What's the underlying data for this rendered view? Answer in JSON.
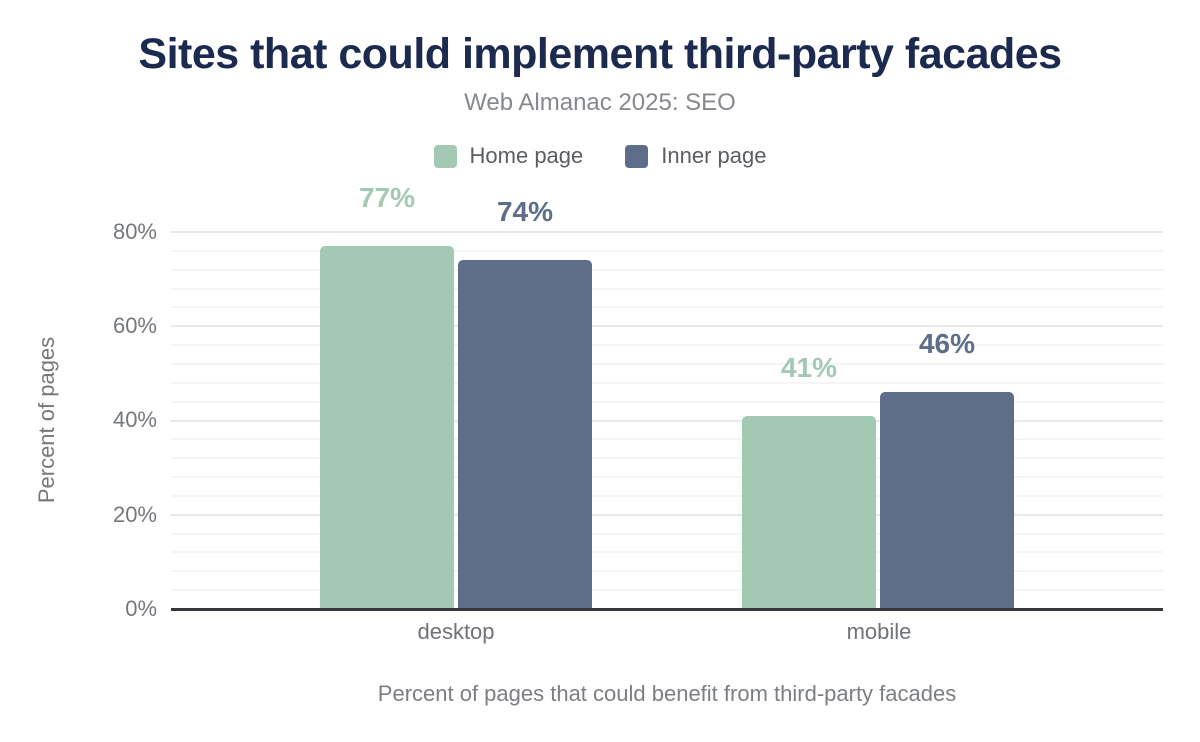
{
  "chart_data": {
    "type": "bar",
    "title": "Sites that could implement third-party facades",
    "subtitle": "Web Almanac 2025: SEO",
    "categories": [
      "desktop",
      "mobile"
    ],
    "series": [
      {
        "name": "Home page",
        "color": "#a3c9b4",
        "values": [
          77,
          41
        ],
        "labels": [
          "77%",
          "41%"
        ]
      },
      {
        "name": "Inner page",
        "color": "#5e6d89",
        "values": [
          74,
          46
        ],
        "labels": [
          "74%",
          "46%"
        ]
      }
    ],
    "xlabel": "Percent of pages that could benefit from third-party facades",
    "ylabel": "Percent of pages",
    "ylim": [
      0,
      80
    ],
    "ytick_labels": [
      "0%",
      "20%",
      "40%",
      "60%",
      "80%"
    ],
    "grid": {
      "minor_step": 4,
      "major_step": 20,
      "on": true
    },
    "legend_position": "top",
    "colors": {
      "title": "#1b2a4e",
      "subtitle": "#85898d",
      "axis_text": "#74787c",
      "baseline": "#35383b",
      "background": "#ffffff"
    }
  }
}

▶ YOUR TASK:
A faithful copy of the records above is needed, with the pictures left out.

▶ TASK RESPONSE:
What's the underlying data for this rendered view? Answer in JSON.
{
  "chart_data": {
    "type": "bar",
    "title": "Sites that could implement third-party facades",
    "subtitle": "Web Almanac 2025: SEO",
    "categories": [
      "desktop",
      "mobile"
    ],
    "series": [
      {
        "name": "Home page",
        "color": "#a3c9b4",
        "values": [
          77,
          41
        ],
        "labels": [
          "77%",
          "41%"
        ]
      },
      {
        "name": "Inner page",
        "color": "#5e6d89",
        "values": [
          74,
          46
        ],
        "labels": [
          "74%",
          "46%"
        ]
      }
    ],
    "xlabel": "Percent of pages that could benefit from third-party facades",
    "ylabel": "Percent of pages",
    "ylim": [
      0,
      80
    ],
    "ytick_labels": [
      "0%",
      "20%",
      "40%",
      "60%",
      "80%"
    ],
    "grid": {
      "minor_step": 4,
      "major_step": 20,
      "on": true
    },
    "legend_position": "top",
    "colors": {
      "title": "#1b2a4e",
      "subtitle": "#85898d",
      "axis_text": "#74787c",
      "baseline": "#35383b",
      "background": "#ffffff"
    }
  }
}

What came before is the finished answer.